Problem to work on:
Wherever the word "ويعطى" shows up in a line, please copy that line.

+-------+

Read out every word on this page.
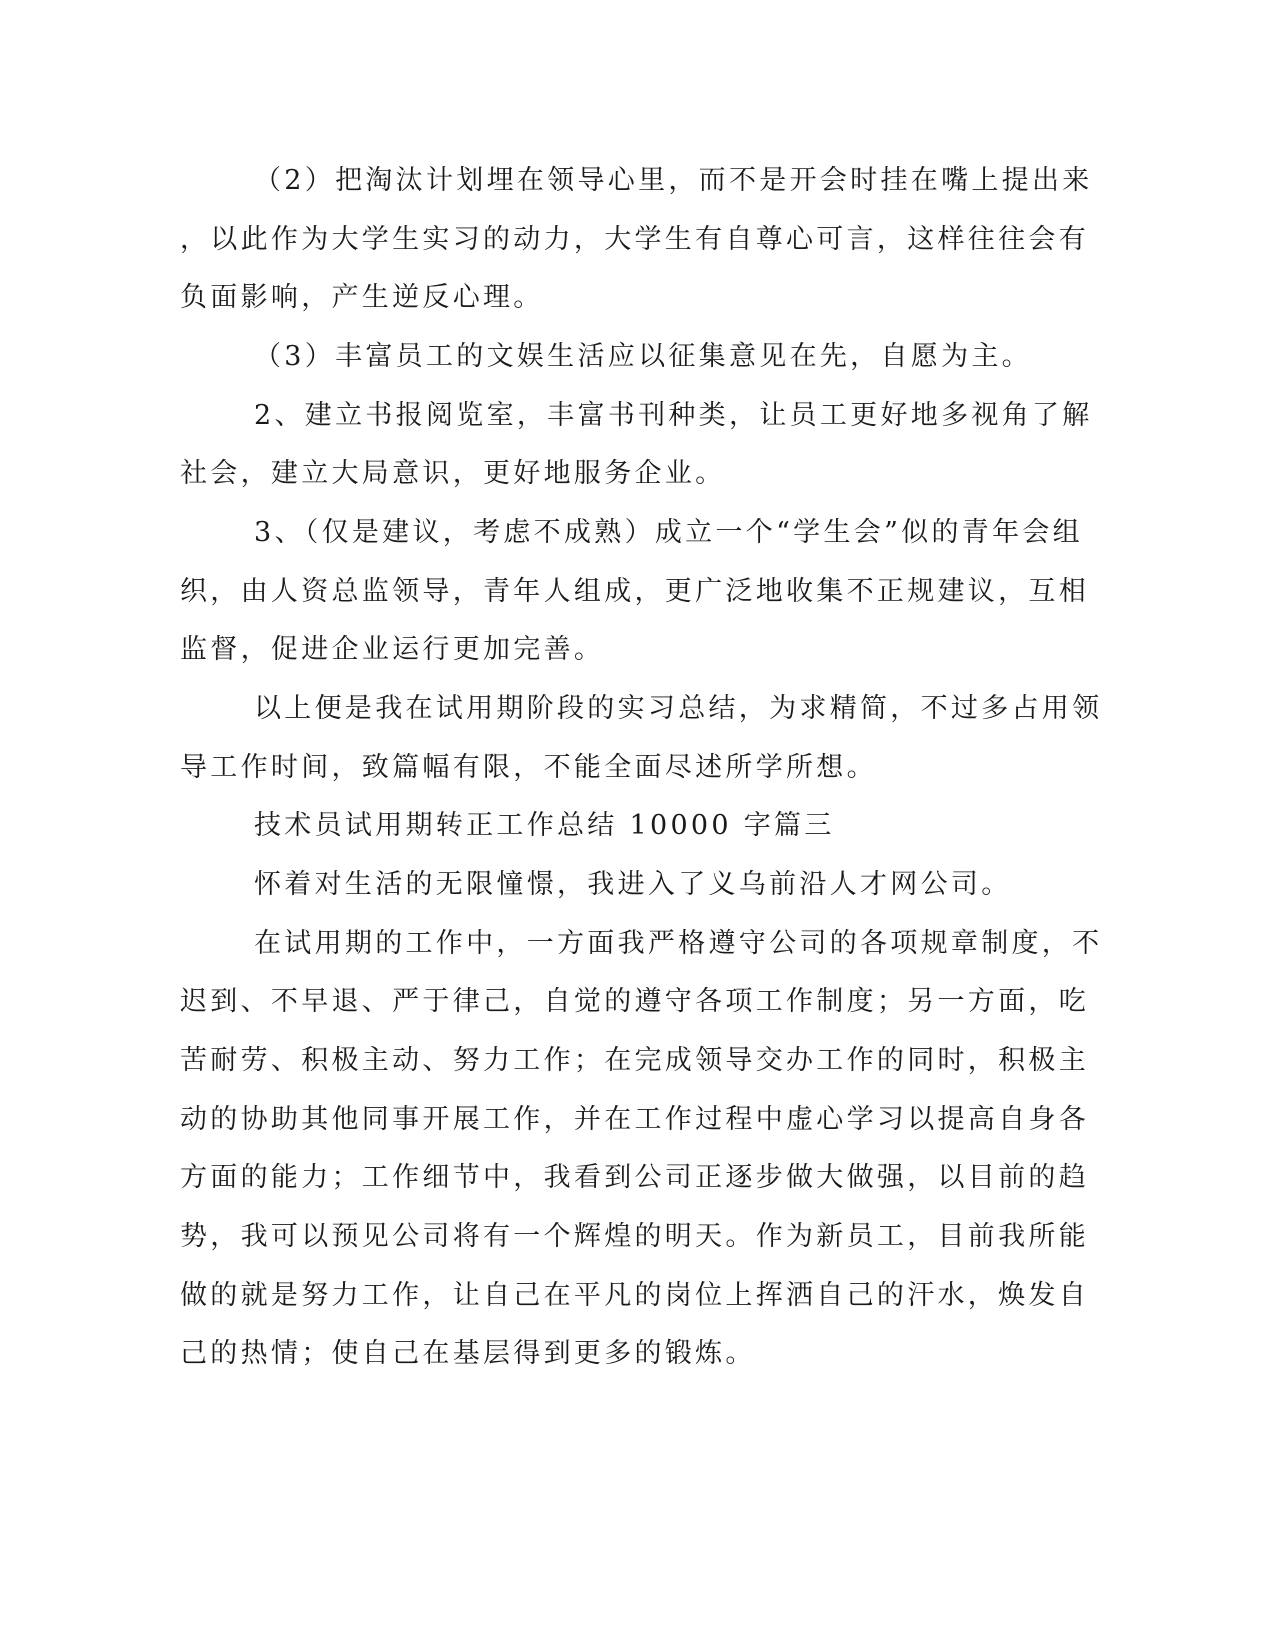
（2）把淘汰计划埋在领导心里，而不是开会时挂在嘴上提出来
，以此作为大学生实习的动力，大学生有自尊心可言，这样往往会有
负面影响，产生逆反心理。
（3）丰富员工的文娱生活应以征集意见在先，自愿为主。
2、建立书报阅览室，丰富书刊种类，让员工更好地多视角了解
社会，建立大局意识，更好地服务企业。
3、（仅是建议，考虑不成熟）成立一个“学生会”似的青年会组
织，由人资总监领导，青年人组成，更广泛地收集不正规建议，互相
监督，促进企业运行更加完善。
以上便是我在试用期阶段的实习总结，为求精简，不过多占用领
导工作时间，致篇幅有限，不能全面尽述所学所想。
技术员试用期转正工作总结 10000 字篇三
怀着对生活的无限憧憬，我进入了义乌前沿人才网公司。
在试用期的工作中，一方面我严格遵守公司的各项规章制度，不
迟到、不早退、严于律己，自觉的遵守各项工作制度；另一方面，吃
苦耐劳、积极主动、努力工作；在完成领导交办工作的同时，积极主
动的协助其他同事开展工作，并在工作过程中虚心学习以提高自身各
方面的能力；工作细节中，我看到公司正逐步做大做强，以目前的趋
势，我可以预见公司将有一个辉煌的明天。作为新员工，目前我所能
做的就是努力工作，让自己在平凡的岗位上挥洒自己的汗水，焕发自
己的热情；使自己在基层得到更多的锻炼。
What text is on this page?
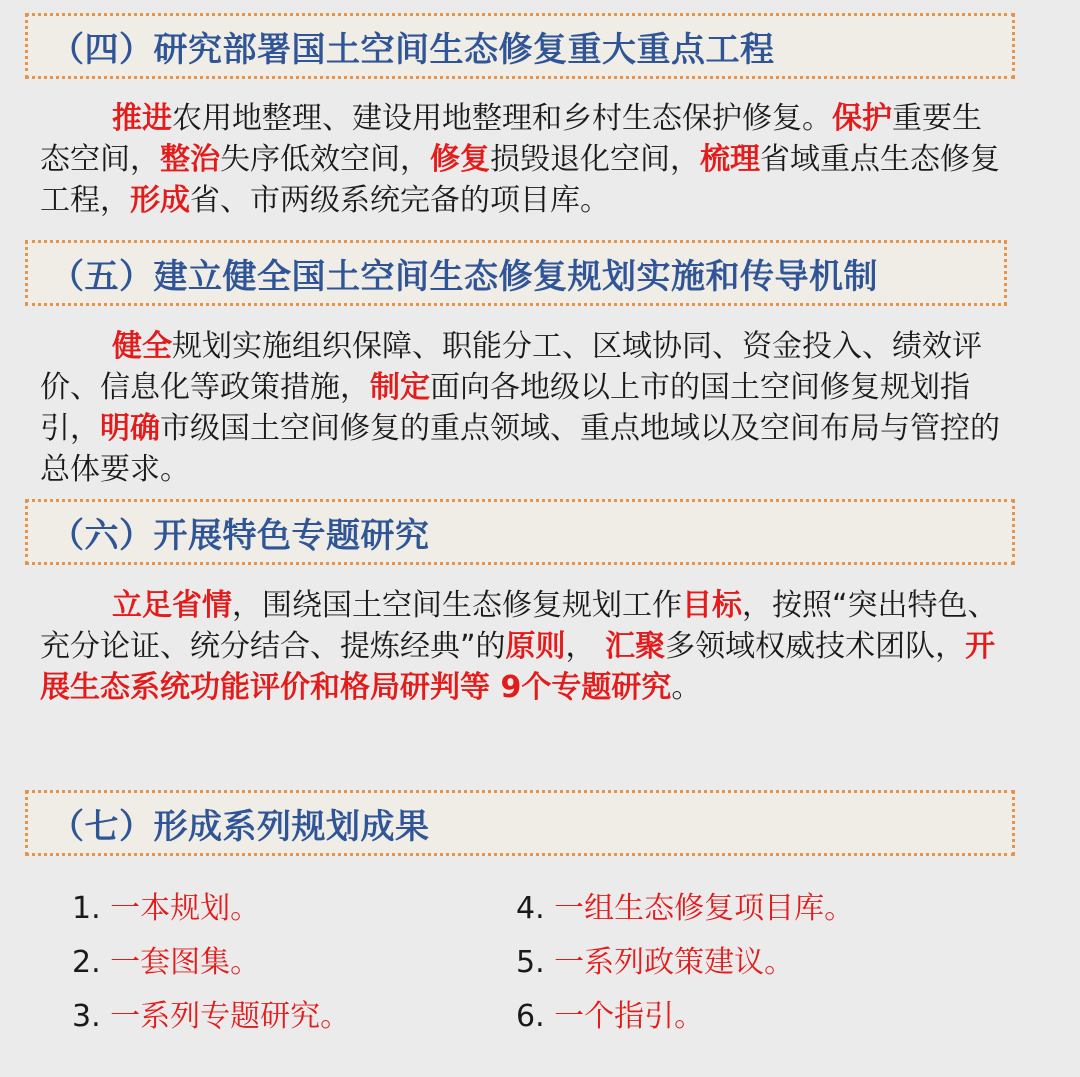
（四）研究部署国土空间生态修复重大重点工程

推进农用地整理、建设用地整理和乡村生态保护修复。保护重要生态空间，整治失序低效空间，修复损毁退化空间，梳理省域重点生态修复工程，形成省、市两级系统完备的项目库。

（五）建立健全国土空间生态修复规划实施和传导机制

健全规划实施组织保障、职能分工、区域协同、资金投入、绩效评价、信息化等政策措施，制定面向各地级以上市的国土空间修复规划指引，明确市级国土空间修复的重点领域、重点地域以及空间布局与管控的总体要求。

（六）开展特色专题研究

立足省情，围绕国土空间生态修复规划工作目标，按照“突出特色、充分论证、统分结合、提炼经典”的原则， 汇聚多领域权威技术团队，开展生态系统功能评价和格局研判等 9个专题研究。

（七）形成系列规划成果
1. 一本规划。	4. 一组生态修复项目库。
2. 一套图集。	5. 一系列政策建议。
3. 一系列专题研究。	6. 一个指引。
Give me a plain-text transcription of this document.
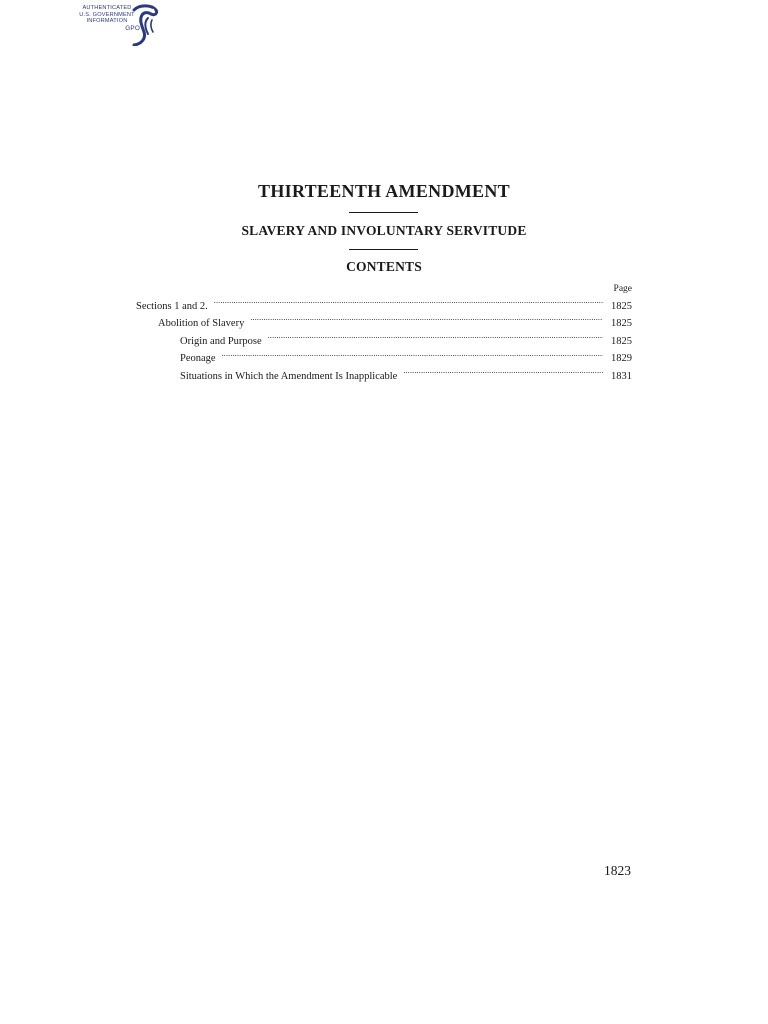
AUTHENTICATED
U.S. GOVERNMENT
INFORMATION
GPO
THIRTEENTH AMENDMENT
SLAVERY AND INVOLUNTARY SERVITUDE
CONTENTS
Page
Sections 1 and 2. .....	1825
Abolition of Slavery .....	1825
Origin and Purpose .....	1825
Peonage .....	1829
Situations in Which the Amendment Is Inapplicable .....	1831
1823
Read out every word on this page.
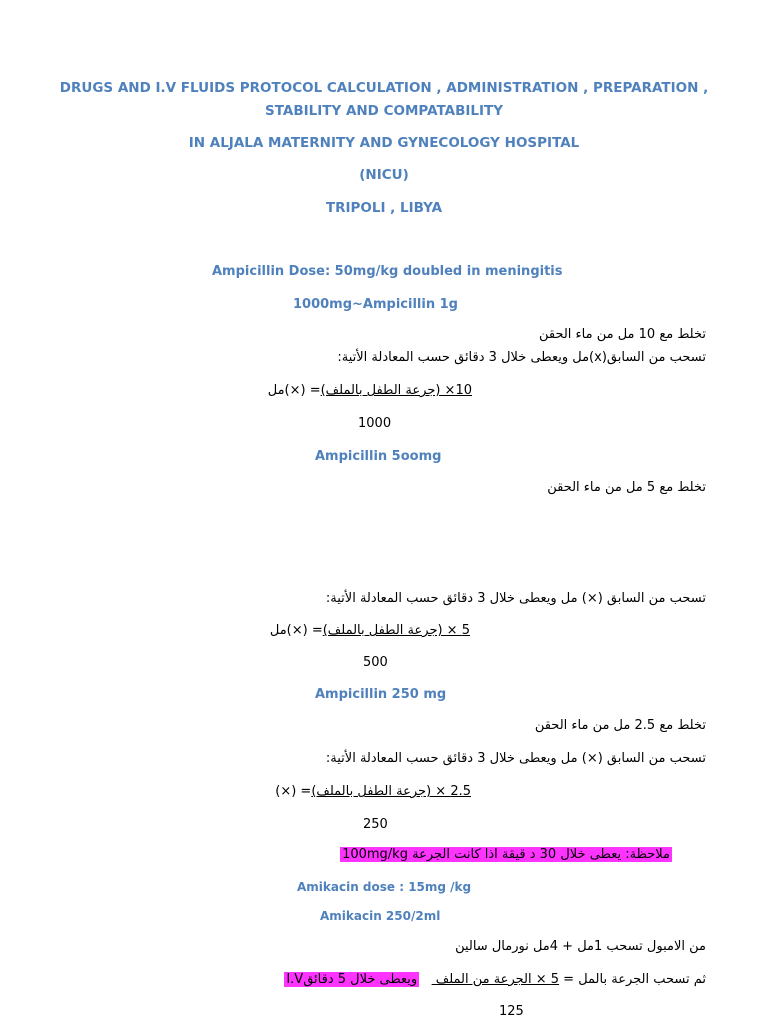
DRUGS AND I.V FLUIDS PROTOCOL CALCULATION , ADMINISTRATION , PREPARATION ,
STABILITY AND COMPATABILITY
IN ALJALA MATERNITY AND GYNECOLOGY HOSPITAL
(NICU)
TRIPOLI , LIBYA
Ampicillin Dose: 50mg/kg doubled in meningitis
1000mg~Ampicillin 1g
تخلط مع 10 مل من ماء الحقن
تسحب من السابق(x)مل ويعطى خلال 3 دقائق حسب المعادلة الأتية:
10× (جرعة الطفل بالملف)= (×)مل
1000
Ampicillin 5oomg
تخلط مع 5 مل من ماء الحقن
تسحب من السابق (×) مل ويعطى خلال 3 دقائق حسب المعادلة الأتية:
5 × (جرعة الطفل بالملف)= (×)مل
500
Ampicillin 250 mg
تخلط مع 2.5 مل من ماء الحقن
تسحب من السابق (×) مل ويعطى خلال 3 دقائق حسب المعادلة الأتية:
2.5 × (جرعة الطفل بالملف)= (×)
250
ملاحظة: يعطى خلال 30 د قيقة اذا كانت الجرعة 100mg/kg
Amikacin dose : 15mg /kg
Amikacin 250/2ml
من الامبول تسحب 1مل + 4مل نورمال سالين
ثم تسحب الجرعة بالمل = 5 × الجرعة من الملف    ويعطى خلال 5 دقائقI.V
125
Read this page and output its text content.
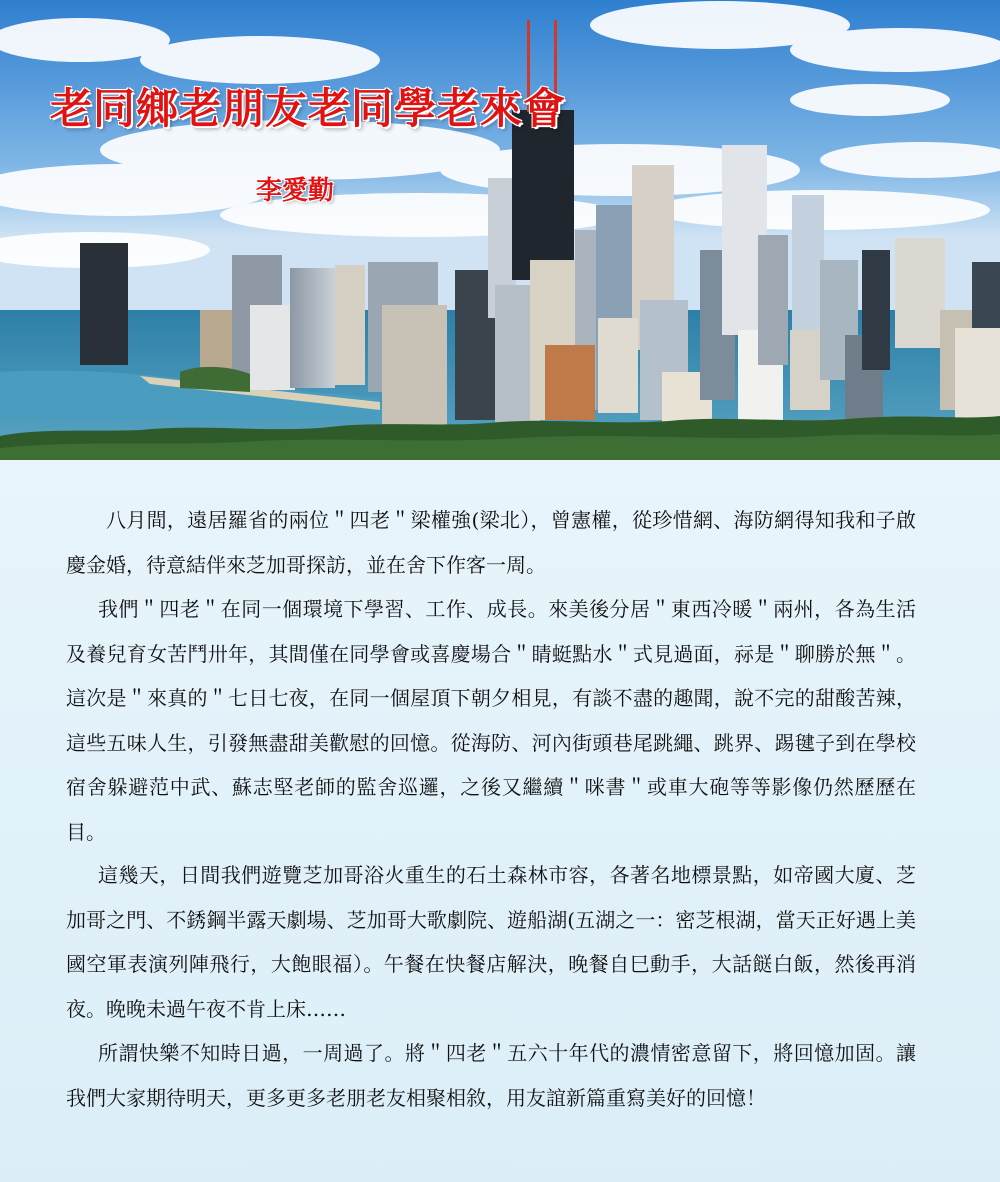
老同鄉老朋友老同學老來會
李愛勤

八月間，遠居羅省的兩位＂四老＂梁權強(梁北），曾憲權，從珍惜網、海防網得知我和子啟慶金婚，待意結伴來芝加哥探訪，並在舍下作客一周。

我們＂四老＂在同一個環境下學習、工作、成長。來美後分居＂東西冷暖＂兩州，各為生活及養兒育女苦鬥卅年，其間僅在同學會或喜慶場合＂睛蜓點水＂式見過面，祘是＂聊勝於無＂。這次是＂來真的＂七日七夜，在同一個屋頂下朝夕相見，有談不盡的趣聞，說不完的甜酸苦辣，這些五味人生，引發無盡甜美歡慰的回憶。從海防、河內街頭巷尾跳繩、跳界、踢毽子到在學校宿舍躲避范中武、蘇志堅老師的監舍巡邏，之後又繼續＂咪書＂或車大砲等等影像仍然歷歷在目。

這幾天，日間我們遊覽芝加哥浴火重生的石土森林市容，各著名地標景點，如帝國大廈、芝加哥之門、不銹鋼半露天劇場、芝加哥大歌劇院、遊船湖(五湖之一：密芝根湖，當天正好遇上美國空軍表演列陣飛行，大飽眼福）。午餐在快餐店解決，晚餐自巳動手，大話餸白飯，然後再消夜。晚晚未過午夜不肯上床……

所謂快樂不知時日過，一周過了。將＂四老＂五六十年代的濃情密意留下，將回憶加固。讓我們大家期待明天，更多更多老朋老友相聚相敘，用友誼新篇重寫美好的回憶！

+-------+

Task answer:
تسحب من السابق(x)مل ويعطى خلال 3 دقائق حسب المعادلة الأتية:
تسحب من السابق (×) مل ويعطى خلال 3 دقائق حسب المعادلة الأتية:
تسحب من السابق (×) مل ويعطى خلال 3 دقائق حسب المعادلة الأتية:
ثم تسحب الجرعة بالمل = 5 × الجرعة من الملف    ويعطى خلال 5 دقائقI.V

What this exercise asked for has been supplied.